What is required:
Everything from the line with "What text is on this page?" through the last line of the records below should be copied exactly, both ends included.

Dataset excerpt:
— Begin —

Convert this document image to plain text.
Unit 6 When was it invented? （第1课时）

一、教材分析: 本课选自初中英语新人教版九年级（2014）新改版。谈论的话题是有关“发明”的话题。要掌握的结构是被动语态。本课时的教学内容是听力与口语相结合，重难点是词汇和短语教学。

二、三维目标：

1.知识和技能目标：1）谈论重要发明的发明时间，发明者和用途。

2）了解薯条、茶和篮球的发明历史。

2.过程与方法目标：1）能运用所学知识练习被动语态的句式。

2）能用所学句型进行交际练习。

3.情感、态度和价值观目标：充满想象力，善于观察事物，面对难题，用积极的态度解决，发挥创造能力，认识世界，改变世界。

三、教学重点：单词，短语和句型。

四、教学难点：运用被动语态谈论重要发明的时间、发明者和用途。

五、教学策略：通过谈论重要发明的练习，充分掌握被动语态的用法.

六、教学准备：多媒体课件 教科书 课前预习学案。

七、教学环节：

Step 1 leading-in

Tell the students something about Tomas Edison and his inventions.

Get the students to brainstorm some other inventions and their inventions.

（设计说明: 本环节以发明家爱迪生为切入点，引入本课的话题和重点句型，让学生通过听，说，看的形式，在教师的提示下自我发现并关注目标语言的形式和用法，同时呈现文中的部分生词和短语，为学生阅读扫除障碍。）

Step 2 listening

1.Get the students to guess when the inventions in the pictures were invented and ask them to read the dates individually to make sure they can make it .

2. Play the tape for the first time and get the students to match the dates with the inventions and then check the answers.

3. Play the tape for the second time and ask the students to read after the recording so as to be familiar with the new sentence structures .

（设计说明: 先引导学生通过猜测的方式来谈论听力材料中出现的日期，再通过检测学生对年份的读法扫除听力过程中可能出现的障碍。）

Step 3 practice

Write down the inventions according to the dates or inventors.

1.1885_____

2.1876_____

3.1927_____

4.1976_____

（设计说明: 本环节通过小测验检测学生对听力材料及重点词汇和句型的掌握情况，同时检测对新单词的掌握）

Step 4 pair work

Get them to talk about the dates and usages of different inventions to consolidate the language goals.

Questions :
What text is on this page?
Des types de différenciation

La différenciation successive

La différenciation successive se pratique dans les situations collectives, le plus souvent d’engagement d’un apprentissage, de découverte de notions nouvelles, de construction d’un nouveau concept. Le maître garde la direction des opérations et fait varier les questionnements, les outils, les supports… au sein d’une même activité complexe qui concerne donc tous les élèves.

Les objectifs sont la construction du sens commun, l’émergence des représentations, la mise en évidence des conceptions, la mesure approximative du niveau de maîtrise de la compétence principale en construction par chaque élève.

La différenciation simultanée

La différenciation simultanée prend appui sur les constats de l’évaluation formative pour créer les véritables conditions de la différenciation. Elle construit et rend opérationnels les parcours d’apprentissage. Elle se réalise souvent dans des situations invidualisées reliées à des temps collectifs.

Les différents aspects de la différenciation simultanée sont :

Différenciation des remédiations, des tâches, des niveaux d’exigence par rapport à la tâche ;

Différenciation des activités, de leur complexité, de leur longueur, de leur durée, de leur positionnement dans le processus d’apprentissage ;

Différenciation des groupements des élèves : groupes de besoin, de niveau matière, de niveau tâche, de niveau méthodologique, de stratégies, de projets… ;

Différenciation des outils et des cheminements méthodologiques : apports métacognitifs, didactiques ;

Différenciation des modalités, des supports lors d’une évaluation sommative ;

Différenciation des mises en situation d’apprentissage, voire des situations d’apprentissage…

— End —

Final result:
What text is on this page?
Des types de différenciation

La différenciation successive

La différenciation successive se pratique dans les situations collectives, le plus souvent d’engagement d’un apprentissage, de découverte de notions nouvelles, de construction d’un nouveau concept. Le maître garde la direction des opérations et fait varier les questionnements, les outils, les supports… au sein d’une même activité complexe qui concerne donc tous les élèves.

Les objectifs sont la construction du sens commun, l’émergence des représentations, la mise en évidence des conceptions, la mesure approximative du niveau de maîtrise de la compétence principale en construction par chaque élève.

La différenciation simultanée

La différenciation simultanée prend appui sur les constats de l’évaluation formative pour créer les véritables conditions de la différenciation. Elle construit et rend opérationnels les parcours d’apprentissage. Elle se réalise souvent dans des situations invidualisées reliées à des temps collectifs.

Les différents aspects de la différenciation simultanée sont :

Différenciation des remédiations, des tâches, des niveaux d’exigence par rapport à la tâche ;

Différenciation des activités, de leur complexité, de leur longueur, de leur durée, de leur positionnement dans le processus d’apprentissage ;

Différenciation des groupements des élèves : groupes de besoin, de niveau matière, de niveau tâche, de niveau méthodologique, de stratégies, de projets… ;

Différenciation des outils et des cheminements méthodologiques : apports métacognitifs, didactiques ;

Différenciation des modalités, des supports lors d’une évaluation sommative ;

Différenciation des mises en situation d’apprentissage, voire des situations d’apprentissage…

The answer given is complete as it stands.